#### [Your task]
Answer these questions using the movie review below.
(a) In what year did the plane crash recalled in the documentary happen?
(b) How many of the 42 people on the plane survived?
(c) In what glacier did the plane come down?

#### [Page excerpt]
--- Start ---
The article I found is reviewing a movie called “Stranded”, a documentary about how team spirit must remain intact in the face of a catastrophe. There is a narrator named Nando, a man who has lost his sister and mother does not give a very bright outlook for the future. The documentary remembers a plane crash in the Andes in 1972, and relives the struggles of the 16 survivors of the 42 who crashed. The movie is an in depth summary of the plane crash and is completely true. That fact makes the movie all the more chilling due to the horrible events and eventual cannibalism that takes place in the movie. When the plane crashed in the Valley of Tears glacier those on the plane (who survived) had to survive with anything they could do. At first the problem was food and the survivors had nowhere to turn but to the bodies of their friends and loved ones dead from the crash. One survivor describes it as “Things that I don’t think any animal is capable of doing- eating its own species”. The survivors not only were stranded but search parties had to be called off due to bad weather and so they had to go find civilization. The physical journey that the victims had to travel was over mountains and through treacherous conditions. Most of the movie is shot without much shadow. The vastness of the area they need to travel is amazing and most of the movie gives you a cynical dark view and you feel there isn’t much hope for the survivors.
--- End ---
[Source data]
--- Start ---
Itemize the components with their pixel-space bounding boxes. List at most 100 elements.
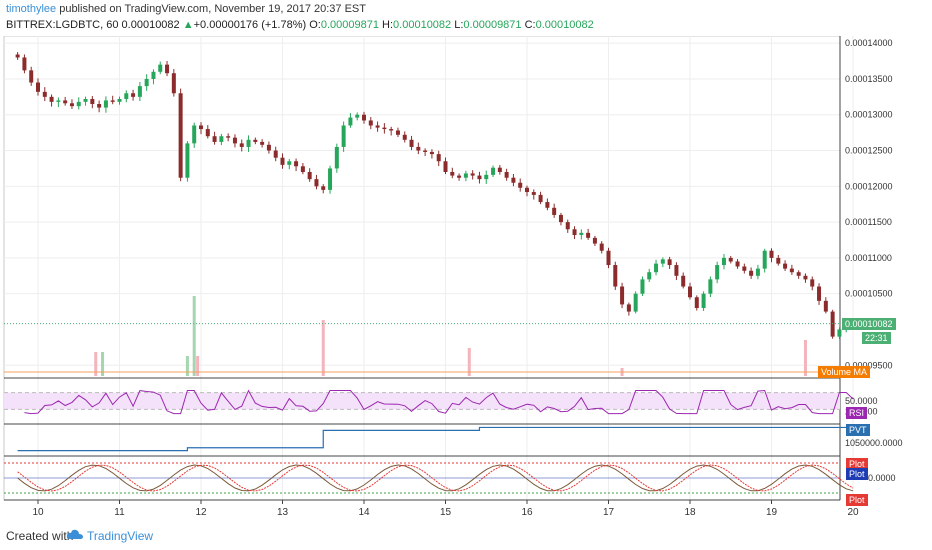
volume-bar bbox=[196, 356, 200, 376]
candle-body bbox=[599, 243, 604, 251]
candle-body bbox=[633, 293, 638, 312]
candle-body bbox=[443, 161, 448, 172]
candle-body bbox=[307, 172, 312, 180]
candle-body bbox=[429, 151, 434, 155]
time-tick-label: 12 bbox=[195, 507, 207, 518]
candle-body bbox=[226, 136, 231, 138]
time-tick-label: 15 bbox=[440, 507, 452, 518]
candle-body bbox=[592, 237, 597, 244]
candle-body bbox=[640, 279, 645, 294]
candle-body bbox=[294, 161, 299, 167]
candle-body bbox=[90, 98, 95, 104]
plot-pane bbox=[4, 462, 854, 494]
candle-body bbox=[660, 259, 665, 264]
candle-body bbox=[328, 168, 333, 190]
candle-body bbox=[470, 173, 475, 176]
price-tick-label: 0.00013500 bbox=[845, 74, 893, 84]
rsi-tag: RSI bbox=[846, 407, 868, 419]
candle-body bbox=[395, 130, 400, 135]
price-tick-label: 0.00009500 bbox=[845, 360, 893, 370]
time-tick-label: 11 bbox=[114, 507, 125, 518]
candle-body bbox=[341, 125, 346, 147]
candle-body bbox=[796, 272, 801, 276]
author-link[interactable]: timothylee bbox=[6, 3, 57, 15]
time-tick-label: 10 bbox=[32, 507, 44, 518]
candle-body bbox=[579, 232, 584, 235]
last-price: 0.00010082 bbox=[121, 19, 180, 31]
candle-body bbox=[192, 125, 197, 144]
candle-body bbox=[749, 270, 754, 276]
low-label: L: bbox=[454, 19, 464, 31]
chart-header: timothylee published on TradingView.com,… bbox=[0, 0, 932, 36]
candle-body bbox=[253, 139, 258, 142]
candle-body bbox=[423, 150, 428, 152]
candle-body bbox=[436, 154, 441, 162]
tradingview-cloud-icon[interactable] bbox=[66, 529, 84, 541]
time-tick-label: 20 bbox=[847, 507, 859, 518]
time-tick-label: 14 bbox=[358, 507, 370, 518]
plot-tag-bottom: Plot bbox=[846, 494, 868, 506]
candle-body bbox=[348, 117, 353, 126]
candle-body bbox=[185, 143, 190, 178]
candle-body bbox=[144, 78, 149, 87]
candle-body bbox=[701, 293, 706, 308]
pvt-pane bbox=[17, 426, 853, 452]
plot-frame bbox=[3, 36, 841, 501]
price-tick-label: 0.00011000 bbox=[845, 253, 892, 263]
candle-body bbox=[321, 186, 326, 190]
high-label: H: bbox=[382, 19, 394, 31]
candle-body bbox=[15, 54, 20, 58]
candle-body bbox=[389, 129, 394, 131]
candle-body bbox=[246, 139, 251, 147]
close-label: C: bbox=[524, 19, 536, 31]
time-tick-label: 19 bbox=[766, 507, 778, 518]
candle-body bbox=[586, 232, 591, 238]
plot-tag-top: Plot bbox=[846, 458, 868, 470]
candle-body bbox=[755, 268, 760, 276]
time-tick-label: 17 bbox=[603, 507, 615, 518]
candle-body bbox=[531, 192, 536, 195]
candle-body bbox=[76, 101, 81, 107]
candle-body bbox=[654, 263, 659, 273]
candle-body bbox=[626, 304, 631, 312]
candle-body bbox=[273, 150, 278, 158]
candle-body bbox=[362, 114, 366, 121]
volume-bar bbox=[94, 352, 98, 376]
candle-body bbox=[124, 93, 129, 99]
candle-body bbox=[368, 120, 373, 126]
symbol-label[interactable]: BITTREX:LGDBTC, 60 bbox=[6, 19, 119, 31]
candle-body bbox=[572, 229, 577, 235]
countdown-tag: 22:31 bbox=[862, 331, 891, 344]
candle-body bbox=[728, 257, 733, 262]
candle-body bbox=[504, 172, 509, 178]
candle-body bbox=[552, 207, 557, 215]
pvt-tick-label: 1050000.0000 bbox=[845, 438, 903, 448]
price-tick-label: 0.00014000 bbox=[845, 38, 893, 48]
ohlc-line: BITTREX:LGDBTC, 60 0.00010082 ▲+0.000001… bbox=[6, 19, 594, 31]
candle-body bbox=[545, 202, 550, 208]
created-with-label: Created with bbox=[6, 529, 74, 543]
price-tick-label: 0.00012000 bbox=[845, 181, 893, 191]
candle-body bbox=[742, 266, 747, 271]
candle-body bbox=[402, 134, 407, 140]
candle-body bbox=[355, 114, 360, 118]
candle-body bbox=[49, 96, 54, 102]
pvt-line bbox=[17, 426, 853, 452]
open-label: O: bbox=[309, 19, 321, 31]
candle-body bbox=[97, 104, 102, 108]
candle-body bbox=[287, 161, 292, 165]
candle-body bbox=[151, 71, 156, 79]
volume-bar bbox=[185, 356, 189, 376]
candle-body bbox=[260, 141, 265, 145]
tradingview-link[interactable]: TradingView bbox=[87, 529, 154, 543]
candle-body bbox=[817, 286, 822, 301]
volume-bar bbox=[101, 352, 105, 376]
candle-body bbox=[212, 136, 217, 142]
price-tick-label: 0.00011500 bbox=[845, 217, 892, 227]
candle-body bbox=[103, 100, 108, 108]
price-candles bbox=[15, 52, 855, 340]
price-tick-label: 0.00012500 bbox=[845, 146, 893, 156]
candle-body bbox=[56, 100, 61, 102]
candle-body bbox=[375, 125, 380, 128]
chart-canvas[interactable]: 0.00014000 0.00013500 0.00013000 0.00012500… bbox=[0, 36, 932, 520]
--- End ---
#### [Result for this task]
(a) 1972
(b) 16
(c) The Valley of Tears glacier